Directive: Would you write out the listing verbatim and skip every picture in it?

Figure record listings
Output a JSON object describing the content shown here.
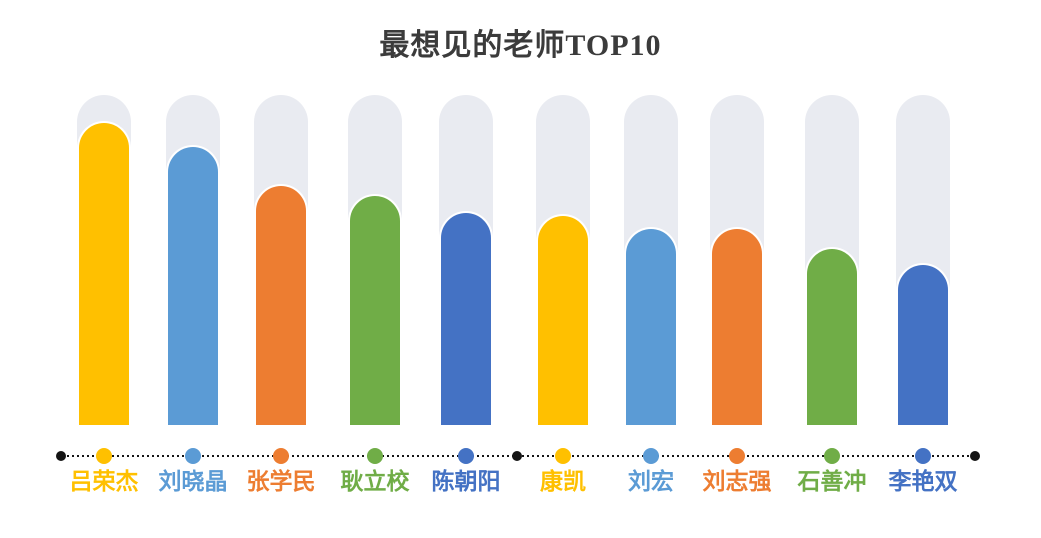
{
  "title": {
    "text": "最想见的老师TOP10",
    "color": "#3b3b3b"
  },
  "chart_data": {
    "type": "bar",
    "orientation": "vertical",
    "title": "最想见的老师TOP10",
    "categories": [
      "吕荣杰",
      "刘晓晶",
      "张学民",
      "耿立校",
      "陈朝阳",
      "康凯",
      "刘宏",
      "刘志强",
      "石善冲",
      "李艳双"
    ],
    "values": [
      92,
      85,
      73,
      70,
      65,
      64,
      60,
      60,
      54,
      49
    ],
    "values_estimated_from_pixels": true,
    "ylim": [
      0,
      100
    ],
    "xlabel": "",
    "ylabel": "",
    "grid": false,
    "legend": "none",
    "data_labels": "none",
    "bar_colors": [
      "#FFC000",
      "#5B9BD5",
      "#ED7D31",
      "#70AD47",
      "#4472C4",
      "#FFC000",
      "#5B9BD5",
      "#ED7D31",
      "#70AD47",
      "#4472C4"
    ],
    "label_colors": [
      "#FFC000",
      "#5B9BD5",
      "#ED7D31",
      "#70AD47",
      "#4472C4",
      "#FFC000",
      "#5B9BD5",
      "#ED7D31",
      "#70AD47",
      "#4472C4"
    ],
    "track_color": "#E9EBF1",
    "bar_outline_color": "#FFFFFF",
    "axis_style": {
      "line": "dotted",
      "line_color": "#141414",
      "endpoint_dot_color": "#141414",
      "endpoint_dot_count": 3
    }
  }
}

In response:
Output a JSON object describing the content shown here.
{
  "title": {
    "text": "最想见的老师TOP10",
    "color": "#3b3b3b"
  },
  "chart_data": {
    "type": "bar",
    "orientation": "vertical",
    "title": "最想见的老师TOP10",
    "categories": [
      "吕荣杰",
      "刘晓晶",
      "张学民",
      "耿立校",
      "陈朝阳",
      "康凯",
      "刘宏",
      "刘志强",
      "石善冲",
      "李艳双"
    ],
    "values": [
      92,
      85,
      73,
      70,
      65,
      64,
      60,
      60,
      54,
      49
    ],
    "values_estimated_from_pixels": true,
    "ylim": [
      0,
      100
    ],
    "xlabel": "",
    "ylabel": "",
    "grid": false,
    "legend": "none",
    "data_labels": "none",
    "bar_colors": [
      "#FFC000",
      "#5B9BD5",
      "#ED7D31",
      "#70AD47",
      "#4472C4",
      "#FFC000",
      "#5B9BD5",
      "#ED7D31",
      "#70AD47",
      "#4472C4"
    ],
    "label_colors": [
      "#FFC000",
      "#5B9BD5",
      "#ED7D31",
      "#70AD47",
      "#4472C4",
      "#FFC000",
      "#5B9BD5",
      "#ED7D31",
      "#70AD47",
      "#4472C4"
    ],
    "track_color": "#E9EBF1",
    "bar_outline_color": "#FFFFFF",
    "axis_style": {
      "line": "dotted",
      "line_color": "#141414",
      "endpoint_dot_color": "#141414",
      "endpoint_dot_count": 3
    }
  }
}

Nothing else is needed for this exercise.